── GIVEN RECORDS

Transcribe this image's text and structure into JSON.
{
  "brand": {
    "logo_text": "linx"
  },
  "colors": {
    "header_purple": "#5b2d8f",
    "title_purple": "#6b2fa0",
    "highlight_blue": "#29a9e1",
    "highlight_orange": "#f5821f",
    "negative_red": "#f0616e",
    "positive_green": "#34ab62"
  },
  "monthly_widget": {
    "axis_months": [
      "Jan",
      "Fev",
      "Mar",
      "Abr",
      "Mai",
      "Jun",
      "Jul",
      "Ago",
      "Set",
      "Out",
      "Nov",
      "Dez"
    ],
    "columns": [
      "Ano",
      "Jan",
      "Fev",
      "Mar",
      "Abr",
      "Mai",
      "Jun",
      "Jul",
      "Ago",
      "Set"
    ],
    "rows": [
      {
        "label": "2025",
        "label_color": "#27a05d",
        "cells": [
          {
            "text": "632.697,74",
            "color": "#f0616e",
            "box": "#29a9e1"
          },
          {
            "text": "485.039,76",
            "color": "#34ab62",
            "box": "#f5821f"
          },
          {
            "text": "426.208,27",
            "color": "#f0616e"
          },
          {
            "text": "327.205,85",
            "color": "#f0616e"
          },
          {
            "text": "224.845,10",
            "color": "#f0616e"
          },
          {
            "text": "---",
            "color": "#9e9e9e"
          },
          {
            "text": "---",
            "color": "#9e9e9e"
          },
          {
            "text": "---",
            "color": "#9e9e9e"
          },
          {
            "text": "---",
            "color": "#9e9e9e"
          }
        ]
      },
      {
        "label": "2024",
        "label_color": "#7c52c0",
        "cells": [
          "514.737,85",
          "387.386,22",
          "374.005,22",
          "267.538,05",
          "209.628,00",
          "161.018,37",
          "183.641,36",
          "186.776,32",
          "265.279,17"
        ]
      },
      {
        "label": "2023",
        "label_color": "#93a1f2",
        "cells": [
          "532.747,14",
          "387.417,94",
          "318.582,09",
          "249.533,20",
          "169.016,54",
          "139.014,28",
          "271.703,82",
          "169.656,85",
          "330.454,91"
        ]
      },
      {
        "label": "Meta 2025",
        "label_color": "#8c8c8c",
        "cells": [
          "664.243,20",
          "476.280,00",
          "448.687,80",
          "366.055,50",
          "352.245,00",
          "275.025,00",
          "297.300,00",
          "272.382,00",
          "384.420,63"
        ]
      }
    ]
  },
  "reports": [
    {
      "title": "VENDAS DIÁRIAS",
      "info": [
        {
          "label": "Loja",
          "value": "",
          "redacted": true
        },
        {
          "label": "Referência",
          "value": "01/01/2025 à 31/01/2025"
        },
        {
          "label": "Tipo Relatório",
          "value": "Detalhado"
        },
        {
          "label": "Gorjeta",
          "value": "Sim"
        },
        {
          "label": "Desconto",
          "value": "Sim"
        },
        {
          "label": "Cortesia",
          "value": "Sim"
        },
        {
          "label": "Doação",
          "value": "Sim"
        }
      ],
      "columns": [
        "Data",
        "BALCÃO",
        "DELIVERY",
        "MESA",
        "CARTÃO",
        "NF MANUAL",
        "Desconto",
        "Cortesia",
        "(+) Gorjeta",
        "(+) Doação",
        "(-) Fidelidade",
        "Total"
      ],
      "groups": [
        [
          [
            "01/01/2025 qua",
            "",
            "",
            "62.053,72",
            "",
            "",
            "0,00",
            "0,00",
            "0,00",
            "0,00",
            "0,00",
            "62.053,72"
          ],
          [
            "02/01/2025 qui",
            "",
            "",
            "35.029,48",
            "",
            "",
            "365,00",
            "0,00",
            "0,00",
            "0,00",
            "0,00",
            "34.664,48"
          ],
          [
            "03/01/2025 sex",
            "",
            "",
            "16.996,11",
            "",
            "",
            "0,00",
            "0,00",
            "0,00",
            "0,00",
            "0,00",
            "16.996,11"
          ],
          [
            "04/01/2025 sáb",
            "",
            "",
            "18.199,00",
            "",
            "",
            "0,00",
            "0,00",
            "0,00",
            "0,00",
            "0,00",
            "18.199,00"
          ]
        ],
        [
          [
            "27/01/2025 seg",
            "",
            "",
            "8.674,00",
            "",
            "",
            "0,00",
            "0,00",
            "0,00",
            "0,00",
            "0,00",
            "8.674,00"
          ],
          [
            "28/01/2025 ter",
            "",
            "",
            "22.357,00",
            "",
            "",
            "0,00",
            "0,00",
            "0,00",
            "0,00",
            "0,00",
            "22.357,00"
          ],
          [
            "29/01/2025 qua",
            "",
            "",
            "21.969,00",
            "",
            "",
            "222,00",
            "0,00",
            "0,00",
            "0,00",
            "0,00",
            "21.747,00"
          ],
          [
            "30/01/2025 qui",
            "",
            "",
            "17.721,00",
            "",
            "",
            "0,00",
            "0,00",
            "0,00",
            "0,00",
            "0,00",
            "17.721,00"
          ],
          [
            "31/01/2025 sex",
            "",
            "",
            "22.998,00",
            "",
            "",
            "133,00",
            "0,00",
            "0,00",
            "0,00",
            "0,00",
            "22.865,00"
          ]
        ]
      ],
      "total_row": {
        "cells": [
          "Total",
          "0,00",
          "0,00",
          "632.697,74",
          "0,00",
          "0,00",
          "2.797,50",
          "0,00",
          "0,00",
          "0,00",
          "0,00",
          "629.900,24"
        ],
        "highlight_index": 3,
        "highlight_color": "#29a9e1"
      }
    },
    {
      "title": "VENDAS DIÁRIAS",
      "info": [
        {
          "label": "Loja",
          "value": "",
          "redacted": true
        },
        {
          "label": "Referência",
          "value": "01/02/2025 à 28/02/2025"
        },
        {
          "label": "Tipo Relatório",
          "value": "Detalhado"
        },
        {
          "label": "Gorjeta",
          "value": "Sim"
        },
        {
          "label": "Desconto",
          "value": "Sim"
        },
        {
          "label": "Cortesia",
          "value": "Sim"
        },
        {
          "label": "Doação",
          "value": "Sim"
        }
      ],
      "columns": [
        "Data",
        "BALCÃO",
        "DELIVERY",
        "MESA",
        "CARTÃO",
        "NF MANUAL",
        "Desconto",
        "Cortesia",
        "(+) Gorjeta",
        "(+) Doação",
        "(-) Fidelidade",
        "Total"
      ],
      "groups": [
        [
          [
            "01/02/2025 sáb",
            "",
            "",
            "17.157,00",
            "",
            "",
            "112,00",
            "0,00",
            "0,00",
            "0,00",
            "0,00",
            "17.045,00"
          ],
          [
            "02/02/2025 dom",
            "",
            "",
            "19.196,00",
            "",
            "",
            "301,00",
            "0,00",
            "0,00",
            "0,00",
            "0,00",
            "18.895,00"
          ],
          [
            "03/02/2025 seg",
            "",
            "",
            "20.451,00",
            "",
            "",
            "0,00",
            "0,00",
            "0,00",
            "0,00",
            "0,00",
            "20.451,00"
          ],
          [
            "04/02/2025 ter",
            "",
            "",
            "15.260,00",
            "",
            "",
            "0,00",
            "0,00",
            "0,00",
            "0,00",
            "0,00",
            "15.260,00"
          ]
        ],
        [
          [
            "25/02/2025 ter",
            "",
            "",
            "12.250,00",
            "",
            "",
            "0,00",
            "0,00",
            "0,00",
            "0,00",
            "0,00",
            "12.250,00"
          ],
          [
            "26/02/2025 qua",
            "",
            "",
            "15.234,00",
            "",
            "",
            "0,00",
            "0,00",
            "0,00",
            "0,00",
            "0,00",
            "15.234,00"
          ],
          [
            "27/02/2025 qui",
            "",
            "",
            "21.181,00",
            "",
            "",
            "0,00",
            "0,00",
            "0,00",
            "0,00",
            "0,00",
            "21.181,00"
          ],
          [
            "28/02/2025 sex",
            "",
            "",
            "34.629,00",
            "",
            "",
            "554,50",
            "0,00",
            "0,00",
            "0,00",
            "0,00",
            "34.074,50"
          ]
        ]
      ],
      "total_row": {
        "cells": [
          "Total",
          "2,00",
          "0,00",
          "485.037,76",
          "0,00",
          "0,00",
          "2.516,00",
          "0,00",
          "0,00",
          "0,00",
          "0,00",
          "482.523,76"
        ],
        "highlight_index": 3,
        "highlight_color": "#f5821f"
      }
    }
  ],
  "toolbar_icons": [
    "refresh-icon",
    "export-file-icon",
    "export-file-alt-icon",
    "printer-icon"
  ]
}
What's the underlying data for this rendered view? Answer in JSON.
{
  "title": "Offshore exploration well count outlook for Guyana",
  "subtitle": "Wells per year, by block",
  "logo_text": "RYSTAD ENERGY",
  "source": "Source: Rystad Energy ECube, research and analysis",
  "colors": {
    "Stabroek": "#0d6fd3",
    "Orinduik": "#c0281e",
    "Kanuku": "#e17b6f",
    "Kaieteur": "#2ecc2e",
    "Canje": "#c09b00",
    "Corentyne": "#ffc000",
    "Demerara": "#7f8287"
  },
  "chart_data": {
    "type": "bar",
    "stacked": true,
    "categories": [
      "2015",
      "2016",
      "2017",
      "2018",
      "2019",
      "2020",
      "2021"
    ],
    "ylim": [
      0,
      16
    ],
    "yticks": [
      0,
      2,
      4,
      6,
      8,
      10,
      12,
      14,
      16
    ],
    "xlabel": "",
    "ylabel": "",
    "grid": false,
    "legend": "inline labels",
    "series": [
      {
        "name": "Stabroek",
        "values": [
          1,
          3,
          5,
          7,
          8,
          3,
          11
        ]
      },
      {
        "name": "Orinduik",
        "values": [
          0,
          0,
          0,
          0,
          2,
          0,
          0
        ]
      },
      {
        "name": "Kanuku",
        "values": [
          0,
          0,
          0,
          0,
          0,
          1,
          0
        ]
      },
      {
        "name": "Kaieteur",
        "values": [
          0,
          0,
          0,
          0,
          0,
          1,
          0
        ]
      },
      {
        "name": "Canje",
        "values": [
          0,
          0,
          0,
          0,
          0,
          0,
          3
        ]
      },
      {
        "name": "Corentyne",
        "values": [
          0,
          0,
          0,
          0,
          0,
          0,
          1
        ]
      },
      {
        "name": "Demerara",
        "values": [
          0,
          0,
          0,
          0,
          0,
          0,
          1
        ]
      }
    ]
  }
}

────

• **PROBLEM TO SOLVE**: What is the number of lines containing "name"? Give that number only.

• **SOLUTION BELOW**: 7